== Record set ==
═══

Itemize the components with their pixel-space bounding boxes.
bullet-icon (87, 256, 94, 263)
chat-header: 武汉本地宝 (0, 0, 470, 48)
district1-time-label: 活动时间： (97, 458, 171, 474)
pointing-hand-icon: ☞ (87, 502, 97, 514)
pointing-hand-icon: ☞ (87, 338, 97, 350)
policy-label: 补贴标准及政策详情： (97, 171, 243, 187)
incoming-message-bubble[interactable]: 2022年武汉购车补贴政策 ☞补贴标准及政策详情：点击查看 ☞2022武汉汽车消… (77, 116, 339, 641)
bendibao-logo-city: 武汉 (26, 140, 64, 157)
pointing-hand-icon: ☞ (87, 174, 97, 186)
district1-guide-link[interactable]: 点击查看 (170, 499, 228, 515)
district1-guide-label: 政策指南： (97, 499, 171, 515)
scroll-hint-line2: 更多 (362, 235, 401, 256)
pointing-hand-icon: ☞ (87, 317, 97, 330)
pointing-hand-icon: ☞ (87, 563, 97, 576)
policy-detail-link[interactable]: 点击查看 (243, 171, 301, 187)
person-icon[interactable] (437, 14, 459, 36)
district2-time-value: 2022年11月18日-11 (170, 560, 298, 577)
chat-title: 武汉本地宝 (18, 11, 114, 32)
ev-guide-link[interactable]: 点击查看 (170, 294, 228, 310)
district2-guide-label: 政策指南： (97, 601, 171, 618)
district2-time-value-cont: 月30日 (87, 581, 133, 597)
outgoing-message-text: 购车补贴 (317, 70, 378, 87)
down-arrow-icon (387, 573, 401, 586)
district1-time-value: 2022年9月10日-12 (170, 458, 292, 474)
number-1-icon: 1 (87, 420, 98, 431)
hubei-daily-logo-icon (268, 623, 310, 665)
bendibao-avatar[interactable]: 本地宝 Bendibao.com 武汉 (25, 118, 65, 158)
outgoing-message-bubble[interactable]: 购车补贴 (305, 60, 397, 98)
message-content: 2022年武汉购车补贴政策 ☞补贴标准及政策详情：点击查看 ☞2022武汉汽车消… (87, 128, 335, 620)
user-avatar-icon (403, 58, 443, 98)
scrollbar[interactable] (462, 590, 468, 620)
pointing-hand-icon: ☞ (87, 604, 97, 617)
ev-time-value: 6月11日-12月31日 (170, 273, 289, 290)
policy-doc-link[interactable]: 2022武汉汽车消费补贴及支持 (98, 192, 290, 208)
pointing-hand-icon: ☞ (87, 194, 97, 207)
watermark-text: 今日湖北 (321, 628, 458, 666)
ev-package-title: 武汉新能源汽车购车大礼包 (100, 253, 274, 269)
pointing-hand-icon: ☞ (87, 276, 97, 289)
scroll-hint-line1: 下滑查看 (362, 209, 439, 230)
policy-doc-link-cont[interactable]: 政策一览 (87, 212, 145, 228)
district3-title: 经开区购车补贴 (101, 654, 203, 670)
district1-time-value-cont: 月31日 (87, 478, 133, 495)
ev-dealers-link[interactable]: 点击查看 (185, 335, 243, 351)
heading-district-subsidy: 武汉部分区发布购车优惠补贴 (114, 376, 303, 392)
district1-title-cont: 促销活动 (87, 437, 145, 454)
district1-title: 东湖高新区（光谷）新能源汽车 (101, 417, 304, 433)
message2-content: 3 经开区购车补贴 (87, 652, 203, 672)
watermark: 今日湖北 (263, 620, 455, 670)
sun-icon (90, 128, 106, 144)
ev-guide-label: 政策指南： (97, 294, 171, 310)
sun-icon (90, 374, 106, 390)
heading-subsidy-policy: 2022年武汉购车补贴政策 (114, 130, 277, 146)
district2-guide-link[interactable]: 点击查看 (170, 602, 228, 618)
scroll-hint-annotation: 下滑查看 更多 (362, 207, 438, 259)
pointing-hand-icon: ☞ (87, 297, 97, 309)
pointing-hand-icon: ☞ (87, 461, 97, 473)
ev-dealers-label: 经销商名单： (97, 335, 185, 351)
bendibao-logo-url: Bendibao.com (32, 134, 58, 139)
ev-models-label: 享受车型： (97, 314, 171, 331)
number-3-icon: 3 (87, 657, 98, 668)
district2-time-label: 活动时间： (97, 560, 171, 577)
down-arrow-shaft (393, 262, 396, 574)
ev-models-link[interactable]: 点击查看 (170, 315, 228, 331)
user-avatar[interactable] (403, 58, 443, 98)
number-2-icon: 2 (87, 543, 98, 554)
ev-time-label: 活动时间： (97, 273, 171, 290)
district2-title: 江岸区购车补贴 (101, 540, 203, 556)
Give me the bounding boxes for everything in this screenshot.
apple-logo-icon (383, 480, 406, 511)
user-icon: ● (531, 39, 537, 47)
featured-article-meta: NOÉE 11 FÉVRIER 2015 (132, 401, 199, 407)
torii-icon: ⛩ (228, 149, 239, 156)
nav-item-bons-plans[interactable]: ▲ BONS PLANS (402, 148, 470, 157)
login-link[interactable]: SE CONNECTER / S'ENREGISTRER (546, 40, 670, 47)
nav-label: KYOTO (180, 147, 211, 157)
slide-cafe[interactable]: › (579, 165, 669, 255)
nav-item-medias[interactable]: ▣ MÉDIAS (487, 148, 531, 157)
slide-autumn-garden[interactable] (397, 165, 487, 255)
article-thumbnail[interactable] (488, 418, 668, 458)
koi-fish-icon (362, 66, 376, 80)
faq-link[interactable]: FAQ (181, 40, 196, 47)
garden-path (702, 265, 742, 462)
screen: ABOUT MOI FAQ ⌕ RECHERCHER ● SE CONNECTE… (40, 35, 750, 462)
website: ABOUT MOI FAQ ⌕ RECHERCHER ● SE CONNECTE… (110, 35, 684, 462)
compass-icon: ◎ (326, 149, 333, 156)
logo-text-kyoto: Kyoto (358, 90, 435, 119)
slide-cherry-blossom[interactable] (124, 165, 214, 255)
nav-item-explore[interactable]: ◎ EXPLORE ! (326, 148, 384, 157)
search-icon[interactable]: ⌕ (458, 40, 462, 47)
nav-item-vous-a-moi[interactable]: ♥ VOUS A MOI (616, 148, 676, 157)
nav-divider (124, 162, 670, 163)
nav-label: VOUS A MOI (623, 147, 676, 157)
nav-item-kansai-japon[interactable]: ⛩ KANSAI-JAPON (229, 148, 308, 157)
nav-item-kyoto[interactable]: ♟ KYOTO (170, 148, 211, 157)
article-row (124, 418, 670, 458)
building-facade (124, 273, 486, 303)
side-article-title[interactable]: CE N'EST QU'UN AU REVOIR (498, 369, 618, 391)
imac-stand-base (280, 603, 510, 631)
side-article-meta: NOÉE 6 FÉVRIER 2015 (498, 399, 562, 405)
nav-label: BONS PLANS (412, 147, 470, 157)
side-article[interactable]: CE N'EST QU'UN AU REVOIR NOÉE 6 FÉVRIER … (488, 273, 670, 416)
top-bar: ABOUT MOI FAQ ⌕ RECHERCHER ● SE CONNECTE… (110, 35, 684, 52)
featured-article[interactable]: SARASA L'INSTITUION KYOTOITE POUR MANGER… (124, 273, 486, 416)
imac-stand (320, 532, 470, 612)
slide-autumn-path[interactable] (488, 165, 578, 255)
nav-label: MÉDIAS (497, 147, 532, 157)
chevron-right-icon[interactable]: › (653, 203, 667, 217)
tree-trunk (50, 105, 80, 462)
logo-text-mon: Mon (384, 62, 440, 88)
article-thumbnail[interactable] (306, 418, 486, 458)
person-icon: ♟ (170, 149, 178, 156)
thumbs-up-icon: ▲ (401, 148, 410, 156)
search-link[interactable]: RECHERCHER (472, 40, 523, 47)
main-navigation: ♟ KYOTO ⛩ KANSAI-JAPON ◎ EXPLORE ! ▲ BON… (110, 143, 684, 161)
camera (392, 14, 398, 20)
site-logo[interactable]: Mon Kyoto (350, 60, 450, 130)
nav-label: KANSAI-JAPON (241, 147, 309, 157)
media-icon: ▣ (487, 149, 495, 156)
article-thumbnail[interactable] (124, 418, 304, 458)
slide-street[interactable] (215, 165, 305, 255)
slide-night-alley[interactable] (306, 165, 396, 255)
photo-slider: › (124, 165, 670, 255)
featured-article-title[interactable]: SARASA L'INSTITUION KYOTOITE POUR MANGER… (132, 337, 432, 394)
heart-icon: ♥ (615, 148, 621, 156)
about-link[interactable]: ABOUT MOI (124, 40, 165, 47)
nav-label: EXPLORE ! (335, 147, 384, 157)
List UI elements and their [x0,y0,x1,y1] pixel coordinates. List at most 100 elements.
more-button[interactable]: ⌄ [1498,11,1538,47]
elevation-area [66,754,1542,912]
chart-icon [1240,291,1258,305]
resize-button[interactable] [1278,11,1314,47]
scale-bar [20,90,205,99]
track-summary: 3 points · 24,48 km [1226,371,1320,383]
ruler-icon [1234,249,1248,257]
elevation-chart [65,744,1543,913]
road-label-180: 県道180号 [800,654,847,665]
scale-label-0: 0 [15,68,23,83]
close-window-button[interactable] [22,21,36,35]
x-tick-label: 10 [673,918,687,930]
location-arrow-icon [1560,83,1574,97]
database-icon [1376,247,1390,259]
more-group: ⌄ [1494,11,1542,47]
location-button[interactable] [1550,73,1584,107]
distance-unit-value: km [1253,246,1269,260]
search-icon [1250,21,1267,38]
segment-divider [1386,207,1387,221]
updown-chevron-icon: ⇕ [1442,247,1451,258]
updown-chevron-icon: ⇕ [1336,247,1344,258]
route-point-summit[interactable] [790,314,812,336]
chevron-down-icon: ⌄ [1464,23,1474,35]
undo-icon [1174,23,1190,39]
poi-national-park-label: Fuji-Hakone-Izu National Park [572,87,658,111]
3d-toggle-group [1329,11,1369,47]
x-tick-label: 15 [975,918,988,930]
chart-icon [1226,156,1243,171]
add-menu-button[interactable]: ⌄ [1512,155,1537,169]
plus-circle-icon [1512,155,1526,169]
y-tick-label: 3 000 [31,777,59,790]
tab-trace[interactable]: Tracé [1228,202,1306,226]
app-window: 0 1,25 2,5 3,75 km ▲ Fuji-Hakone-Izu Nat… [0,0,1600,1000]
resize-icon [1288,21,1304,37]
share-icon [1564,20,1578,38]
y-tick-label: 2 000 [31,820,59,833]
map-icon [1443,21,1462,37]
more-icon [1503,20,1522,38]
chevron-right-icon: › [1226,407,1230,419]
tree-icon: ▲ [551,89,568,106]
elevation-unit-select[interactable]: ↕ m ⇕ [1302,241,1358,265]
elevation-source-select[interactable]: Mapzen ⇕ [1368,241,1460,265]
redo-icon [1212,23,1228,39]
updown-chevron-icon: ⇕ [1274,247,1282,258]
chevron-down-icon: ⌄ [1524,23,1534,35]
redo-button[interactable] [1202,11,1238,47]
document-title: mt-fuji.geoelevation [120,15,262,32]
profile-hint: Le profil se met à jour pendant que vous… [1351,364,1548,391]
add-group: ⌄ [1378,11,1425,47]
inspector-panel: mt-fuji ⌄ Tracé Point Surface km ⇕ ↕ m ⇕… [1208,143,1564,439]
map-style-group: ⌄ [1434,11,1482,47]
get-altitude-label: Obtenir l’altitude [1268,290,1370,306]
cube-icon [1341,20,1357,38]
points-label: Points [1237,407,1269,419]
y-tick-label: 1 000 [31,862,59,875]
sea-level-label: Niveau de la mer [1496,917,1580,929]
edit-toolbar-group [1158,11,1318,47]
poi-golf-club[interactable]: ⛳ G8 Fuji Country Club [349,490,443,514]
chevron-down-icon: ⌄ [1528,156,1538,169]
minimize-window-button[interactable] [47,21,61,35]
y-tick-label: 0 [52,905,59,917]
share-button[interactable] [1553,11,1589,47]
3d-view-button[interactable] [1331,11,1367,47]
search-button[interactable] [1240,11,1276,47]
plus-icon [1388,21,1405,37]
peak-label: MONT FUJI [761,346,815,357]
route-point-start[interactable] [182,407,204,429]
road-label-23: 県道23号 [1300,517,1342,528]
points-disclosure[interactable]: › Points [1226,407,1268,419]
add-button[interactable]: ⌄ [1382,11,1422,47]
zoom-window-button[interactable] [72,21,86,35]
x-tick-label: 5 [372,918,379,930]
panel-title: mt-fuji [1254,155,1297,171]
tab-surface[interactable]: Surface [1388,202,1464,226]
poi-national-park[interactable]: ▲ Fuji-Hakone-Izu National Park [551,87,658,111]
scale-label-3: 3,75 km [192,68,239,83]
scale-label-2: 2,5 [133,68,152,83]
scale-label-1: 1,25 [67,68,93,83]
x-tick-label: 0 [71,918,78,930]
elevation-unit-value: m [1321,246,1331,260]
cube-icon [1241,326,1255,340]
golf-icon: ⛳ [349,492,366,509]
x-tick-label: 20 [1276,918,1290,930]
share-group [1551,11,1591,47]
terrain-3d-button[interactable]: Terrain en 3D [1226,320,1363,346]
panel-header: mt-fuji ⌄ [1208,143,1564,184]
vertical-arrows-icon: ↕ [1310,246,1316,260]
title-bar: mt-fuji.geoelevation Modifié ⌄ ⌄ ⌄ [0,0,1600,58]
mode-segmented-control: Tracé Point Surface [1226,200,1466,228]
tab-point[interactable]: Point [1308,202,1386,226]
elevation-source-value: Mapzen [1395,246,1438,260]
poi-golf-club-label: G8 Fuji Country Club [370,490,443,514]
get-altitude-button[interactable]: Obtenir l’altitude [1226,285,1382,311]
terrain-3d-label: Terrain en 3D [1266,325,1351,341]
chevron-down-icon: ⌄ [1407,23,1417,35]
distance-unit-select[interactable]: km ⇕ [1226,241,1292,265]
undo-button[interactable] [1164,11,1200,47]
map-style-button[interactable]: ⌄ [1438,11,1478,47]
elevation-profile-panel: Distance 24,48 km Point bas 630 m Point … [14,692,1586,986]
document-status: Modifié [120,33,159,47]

═══

== To be done ==
Repeat the lines above word for word, covering the stretch from the start of the items through the line that contains "district1-time-value-cont: 月31日 (87, 478, 133, 495)", with both of those lines included.

== Response to the task ==
Itemize the components with their pixel-space bounding boxes.
bullet-icon (87, 256, 94, 263)
chat-header: 武汉本地宝 (0, 0, 470, 48)
district1-time-label: 活动时间： (97, 458, 171, 474)
pointing-hand-icon: ☞ (87, 502, 97, 514)
pointing-hand-icon: ☞ (87, 338, 97, 350)
policy-label: 补贴标准及政策详情： (97, 171, 243, 187)
incoming-message-bubble[interactable]: 2022年武汉购车补贴政策 ☞补贴标准及政策详情：点击查看 ☞2022武汉汽车消… (77, 116, 339, 641)
bendibao-logo-city: 武汉 (26, 140, 64, 157)
pointing-hand-icon: ☞ (87, 174, 97, 186)
district1-guide-link[interactable]: 点击查看 (170, 499, 228, 515)
district1-guide-label: 政策指南： (97, 499, 171, 515)
scroll-hint-line2: 更多 (362, 235, 401, 256)
pointing-hand-icon: ☞ (87, 317, 97, 330)
pointing-hand-icon: ☞ (87, 563, 97, 576)
policy-detail-link[interactable]: 点击查看 (243, 171, 301, 187)
person-icon[interactable] (437, 14, 459, 36)
district2-time-value: 2022年11月18日-11 (170, 560, 298, 577)
chat-title: 武汉本地宝 (18, 11, 114, 32)
ev-guide-link[interactable]: 点击查看 (170, 294, 228, 310)
district2-guide-label: 政策指南： (97, 601, 171, 618)
district2-time-value-cont: 月30日 (87, 581, 133, 597)
outgoing-message-text: 购车补贴 (317, 70, 378, 87)
down-arrow-icon (387, 573, 401, 586)
district1-time-value: 2022年9月10日-12 (170, 458, 292, 474)
number-1-icon: 1 (87, 420, 98, 431)
hubei-daily-logo-icon (268, 623, 310, 665)
bendibao-avatar[interactable]: 本地宝 Bendibao.com 武汉 (25, 118, 65, 158)
outgoing-message-bubble[interactable]: 购车补贴 (305, 60, 397, 98)
message-content: 2022年武汉购车补贴政策 ☞补贴标准及政策详情：点击查看 ☞2022武汉汽车消… (87, 128, 335, 620)
user-avatar-icon (403, 58, 443, 98)
scrollbar[interactable] (462, 590, 468, 620)
pointing-hand-icon: ☞ (87, 604, 97, 617)
ev-time-value: 6月11日-12月31日 (170, 273, 289, 290)
policy-doc-link[interactable]: 2022武汉汽车消费补贴及支持 (98, 192, 290, 208)
pointing-hand-icon: ☞ (87, 194, 97, 207)
watermark-text: 今日湖北 (321, 628, 458, 666)
ev-package-title: 武汉新能源汽车购车大礼包 (100, 253, 274, 269)
pointing-hand-icon: ☞ (87, 276, 97, 289)
scroll-hint-line1: 下滑查看 (362, 209, 439, 230)
policy-doc-link-cont[interactable]: 政策一览 (87, 212, 145, 228)
district3-title: 经开区购车补贴 (101, 654, 203, 670)
district1-time-value-cont: 月31日 (87, 478, 133, 495)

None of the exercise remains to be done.